Instructions to follow:
Each line from the one that contains "Transcribe this image's" to the end of the material must be set down exactly, and no line before it.
-- start Available data --
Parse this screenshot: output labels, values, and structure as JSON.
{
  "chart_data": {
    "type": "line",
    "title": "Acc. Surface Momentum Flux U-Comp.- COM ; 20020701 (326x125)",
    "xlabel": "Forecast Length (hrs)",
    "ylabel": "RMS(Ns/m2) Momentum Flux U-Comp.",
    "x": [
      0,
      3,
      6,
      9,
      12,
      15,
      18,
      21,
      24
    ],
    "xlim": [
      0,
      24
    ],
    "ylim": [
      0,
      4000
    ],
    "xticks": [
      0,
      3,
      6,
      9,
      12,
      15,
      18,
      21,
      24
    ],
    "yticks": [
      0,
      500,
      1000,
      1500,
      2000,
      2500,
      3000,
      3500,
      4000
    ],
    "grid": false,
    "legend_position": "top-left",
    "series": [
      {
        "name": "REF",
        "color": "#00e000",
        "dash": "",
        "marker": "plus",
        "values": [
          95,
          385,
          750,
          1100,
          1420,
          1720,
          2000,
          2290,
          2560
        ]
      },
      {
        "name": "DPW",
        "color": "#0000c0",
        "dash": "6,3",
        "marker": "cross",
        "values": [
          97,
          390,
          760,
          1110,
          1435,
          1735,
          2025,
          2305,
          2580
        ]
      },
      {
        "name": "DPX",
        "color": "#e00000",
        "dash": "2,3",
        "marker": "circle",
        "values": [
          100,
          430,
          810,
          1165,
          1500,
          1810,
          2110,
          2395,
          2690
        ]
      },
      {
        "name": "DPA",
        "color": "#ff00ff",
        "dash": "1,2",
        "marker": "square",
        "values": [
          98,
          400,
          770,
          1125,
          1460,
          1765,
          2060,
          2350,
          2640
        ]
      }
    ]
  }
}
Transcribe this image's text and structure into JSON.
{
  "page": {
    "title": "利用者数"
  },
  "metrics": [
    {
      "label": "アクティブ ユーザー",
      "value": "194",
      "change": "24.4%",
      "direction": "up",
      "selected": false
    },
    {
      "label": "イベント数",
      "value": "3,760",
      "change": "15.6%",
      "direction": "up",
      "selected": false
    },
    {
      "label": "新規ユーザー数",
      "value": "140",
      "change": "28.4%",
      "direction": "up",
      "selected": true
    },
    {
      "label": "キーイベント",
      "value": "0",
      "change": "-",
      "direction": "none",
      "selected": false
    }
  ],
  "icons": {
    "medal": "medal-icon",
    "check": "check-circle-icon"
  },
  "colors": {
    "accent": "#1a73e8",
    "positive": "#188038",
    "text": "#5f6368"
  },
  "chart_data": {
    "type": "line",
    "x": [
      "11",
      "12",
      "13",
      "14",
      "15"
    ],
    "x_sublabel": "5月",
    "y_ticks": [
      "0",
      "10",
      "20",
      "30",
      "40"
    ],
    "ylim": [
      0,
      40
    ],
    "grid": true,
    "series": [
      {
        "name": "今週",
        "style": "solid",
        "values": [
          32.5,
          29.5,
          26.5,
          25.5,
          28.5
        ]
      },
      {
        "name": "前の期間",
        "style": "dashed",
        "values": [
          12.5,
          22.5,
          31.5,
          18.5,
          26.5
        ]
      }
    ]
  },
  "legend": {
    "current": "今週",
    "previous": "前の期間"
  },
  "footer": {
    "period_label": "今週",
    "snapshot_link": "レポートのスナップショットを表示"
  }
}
-- end Available data --
Answer for this exercise:
Transcribe this image's text and structure into JSON.
{
  "page": {
    "title": "利用者数"
  },
  "metrics": [
    {
      "label": "アクティブ ユーザー",
      "value": "194",
      "change": "24.4%",
      "direction": "up",
      "selected": false
    },
    {
      "label": "イベント数",
      "value": "3,760",
      "change": "15.6%",
      "direction": "up",
      "selected": false
    },
    {
      "label": "新規ユーザー数",
      "value": "140",
      "change": "28.4%",
      "direction": "up",
      "selected": true
    },
    {
      "label": "キーイベント",
      "value": "0",
      "change": "-",
      "direction": "none",
      "selected": false
    }
  ],
  "icons": {
    "medal": "medal-icon",
    "check": "check-circle-icon"
  },
  "colors": {
    "accent": "#1a73e8",
    "positive": "#188038",
    "text": "#5f6368"
  },
  "chart_data": {
    "type": "line",
    "x": [
      "11",
      "12",
      "13",
      "14",
      "15"
    ],
    "x_sublabel": "5月",
    "y_ticks": [
      "0",
      "10",
      "20",
      "30",
      "40"
    ],
    "ylim": [
      0,
      40
    ],
    "grid": true,
    "series": [
      {
        "name": "今週",
        "style": "solid",
        "values": [
          32.5,
          29.5,
          26.5,
          25.5,
          28.5
        ]
      },
      {
        "name": "前の期間",
        "style": "dashed",
        "values": [
          12.5,
          22.5,
          31.5,
          18.5,
          26.5
        ]
      }
    ]
  },
  "legend": {
    "current": "今週",
    "previous": "前の期間"
  },
  "footer": {
    "period_label": "今週",
    "snapshot_link": "レポートのスナップショットを表示"
  }
}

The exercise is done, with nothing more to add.